• _To do_
Every line of the material that follows must be printed again exactly.
┄┄┄┄┄┄┄┄┄┄
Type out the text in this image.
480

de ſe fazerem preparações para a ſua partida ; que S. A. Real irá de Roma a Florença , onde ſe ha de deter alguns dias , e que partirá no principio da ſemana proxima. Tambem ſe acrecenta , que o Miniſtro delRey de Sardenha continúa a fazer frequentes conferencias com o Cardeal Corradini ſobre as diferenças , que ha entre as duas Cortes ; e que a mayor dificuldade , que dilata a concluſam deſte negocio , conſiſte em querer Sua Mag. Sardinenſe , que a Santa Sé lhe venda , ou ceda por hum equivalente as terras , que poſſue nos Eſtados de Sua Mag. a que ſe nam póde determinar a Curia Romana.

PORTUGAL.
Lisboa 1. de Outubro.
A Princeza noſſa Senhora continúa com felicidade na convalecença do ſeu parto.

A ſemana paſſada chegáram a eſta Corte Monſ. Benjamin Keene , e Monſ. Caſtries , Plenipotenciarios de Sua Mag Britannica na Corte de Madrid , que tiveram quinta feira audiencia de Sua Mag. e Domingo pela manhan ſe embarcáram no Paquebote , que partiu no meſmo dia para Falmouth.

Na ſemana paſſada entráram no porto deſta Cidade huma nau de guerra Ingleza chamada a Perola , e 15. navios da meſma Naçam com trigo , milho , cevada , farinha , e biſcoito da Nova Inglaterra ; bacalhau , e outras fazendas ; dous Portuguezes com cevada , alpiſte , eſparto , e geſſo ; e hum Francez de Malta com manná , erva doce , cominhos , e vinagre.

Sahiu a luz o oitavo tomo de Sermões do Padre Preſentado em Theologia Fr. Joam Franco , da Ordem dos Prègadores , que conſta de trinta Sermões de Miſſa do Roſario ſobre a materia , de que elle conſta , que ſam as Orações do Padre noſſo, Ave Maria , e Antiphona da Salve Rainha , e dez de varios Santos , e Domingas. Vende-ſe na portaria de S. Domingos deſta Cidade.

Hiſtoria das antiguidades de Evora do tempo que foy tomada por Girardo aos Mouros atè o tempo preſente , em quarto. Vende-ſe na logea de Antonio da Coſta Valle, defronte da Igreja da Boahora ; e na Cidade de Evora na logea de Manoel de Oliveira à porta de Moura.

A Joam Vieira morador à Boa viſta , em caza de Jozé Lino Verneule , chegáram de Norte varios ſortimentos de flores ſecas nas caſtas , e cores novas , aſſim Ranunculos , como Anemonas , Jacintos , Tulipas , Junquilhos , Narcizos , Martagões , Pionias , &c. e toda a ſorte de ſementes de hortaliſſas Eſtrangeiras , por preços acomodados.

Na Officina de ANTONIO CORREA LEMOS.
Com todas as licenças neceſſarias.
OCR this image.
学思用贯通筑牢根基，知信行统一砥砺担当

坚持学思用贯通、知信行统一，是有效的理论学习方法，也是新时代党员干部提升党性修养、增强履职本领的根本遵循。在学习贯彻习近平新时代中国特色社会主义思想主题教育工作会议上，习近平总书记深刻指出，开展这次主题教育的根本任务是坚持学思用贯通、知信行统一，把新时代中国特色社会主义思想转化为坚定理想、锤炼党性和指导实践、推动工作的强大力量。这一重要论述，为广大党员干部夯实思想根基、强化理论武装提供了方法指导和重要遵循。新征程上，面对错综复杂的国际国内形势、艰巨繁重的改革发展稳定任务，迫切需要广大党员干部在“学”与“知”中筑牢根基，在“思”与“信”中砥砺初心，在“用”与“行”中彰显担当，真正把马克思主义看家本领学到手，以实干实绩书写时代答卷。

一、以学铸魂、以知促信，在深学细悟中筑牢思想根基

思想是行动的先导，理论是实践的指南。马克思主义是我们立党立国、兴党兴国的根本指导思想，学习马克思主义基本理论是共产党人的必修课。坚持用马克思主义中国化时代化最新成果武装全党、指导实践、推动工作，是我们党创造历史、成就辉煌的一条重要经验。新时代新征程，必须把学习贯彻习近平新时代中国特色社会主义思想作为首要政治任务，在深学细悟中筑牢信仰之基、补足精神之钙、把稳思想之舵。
┄┄┄┄┄┄┄┄┄┄
• _Answer to this task_
Type out the text in this image.
480

de ſe fazerem preparações para a ſua partida ; que S. A. Real irá de Roma a Florença , onde ſe ha de deter alguns dias , e que partirá no principio da ſemana proxima. Tambem ſe acrecenta , que o Miniſtro delRey de Sardenha continúa a fazer frequentes conferencias com o Cardeal Corradini ſobre as diferenças , que ha entre as duas Cortes ; e que a mayor dificuldade , que dilata a concluſam deſte negocio , conſiſte em querer Sua Mag. Sardinenſe , que a Santa Sé lhe venda , ou ceda por hum equivalente as terras , que poſſue nos Eſtados de Sua Mag. a que ſe nam póde determinar a Curia Romana.

PORTUGAL.
Lisboa 1. de Outubro.
A Princeza noſſa Senhora continúa com felicidade na convalecença do ſeu parto.

A ſemana paſſada chegáram a eſta Corte Monſ. Benjamin Keene , e Monſ. Caſtries , Plenipotenciarios de Sua Mag Britannica na Corte de Madrid , que tiveram quinta feira audiencia de Sua Mag. e Domingo pela manhan ſe embarcáram no Paquebote , que partiu no meſmo dia para Falmouth.

Na ſemana paſſada entráram no porto deſta Cidade huma nau de guerra Ingleza chamada a Perola , e 15. navios da meſma Naçam com trigo , milho , cevada , farinha , e biſcoito da Nova Inglaterra ; bacalhau , e outras fazendas ; dous Portuguezes com cevada , alpiſte , eſparto , e geſſo ; e hum Francez de Malta com manná , erva doce , cominhos , e vinagre.

Sahiu a luz o oitavo tomo de Sermões do Padre Preſentado em Theologia Fr. Joam Franco , da Ordem dos Prègadores , que conſta de trinta Sermões de Miſſa do Roſario ſobre a materia , de que elle conſta , que ſam as Orações do Padre noſſo, Ave Maria , e Antiphona da Salve Rainha , e dez de varios Santos , e Domingas. Vende-ſe na portaria de S. Domingos deſta Cidade.

Hiſtoria das antiguidades de Evora do tempo que foy tomada por Girardo aos Mouros atè o tempo preſente , em quarto. Vende-ſe na logea de Antonio da Coſta Valle, defronte da Igreja da Boahora ; e na Cidade de Evora na logea de Manoel de Oliveira à porta de Moura.

A Joam Vieira morador à Boa viſta , em caza de Jozé Lino Verneule , chegáram de Norte varios ſortimentos de flores ſecas nas caſtas , e cores novas , aſſim Ranunculos , como Anemonas , Jacintos , Tulipas , Junquilhos , Narcizos , Martagões , Pionias , &c. e toda a ſorte de ſementes de hortaliſſas Eſtrangeiras , por preços acomodados.

Na Officina de ANTONIO CORREA LEMOS.
Com todas as licenças neceſſarias.
OCR this image.
学思用贯通筑牢根基，知信行统一砥砺担当

坚持学思用贯通、知信行统一，是有效的理论学习方法，也是新时代党员干部提升党性修养、增强履职本领的根本遵循。在学习贯彻习近平新时代中国特色社会主义思想主题教育工作会议上，习近平总书记深刻指出，开展这次主题教育的根本任务是坚持学思用贯通、知信行统一，把新时代中国特色社会主义思想转化为坚定理想、锤炼党性和指导实践、推动工作的强大力量。这一重要论述，为广大党员干部夯实思想根基、强化理论武装提供了方法指导和重要遵循。新征程上，面对错综复杂的国际国内形势、艰巨繁重的改革发展稳定任务，迫切需要广大党员干部在“学”与“知”中筑牢根基，在“思”与“信”中砥砺初心，在“用”与“行”中彰显担当，真正把马克思主义看家本领学到手，以实干实绩书写时代答卷。

一、以学铸魂、以知促信，在深学细悟中筑牢思想根基

思想是行动的先导，理论是实践的指南。马克思主义是我们立党立国、兴党兴国的根本指导思想，学习马克思主义基本理论是共产党人的必修课。坚持用马克思主义中国化时代化最新成果武装全党、指导实践、推动工作，是我们党创造历史、成就辉煌的一条重要经验。新时代新征程，必须把学习贯彻习近平新时代中国特色社会主义思想作为首要政治任务，在深学细悟中筑牢信仰之基、补足精神之钙、把稳思想之舵。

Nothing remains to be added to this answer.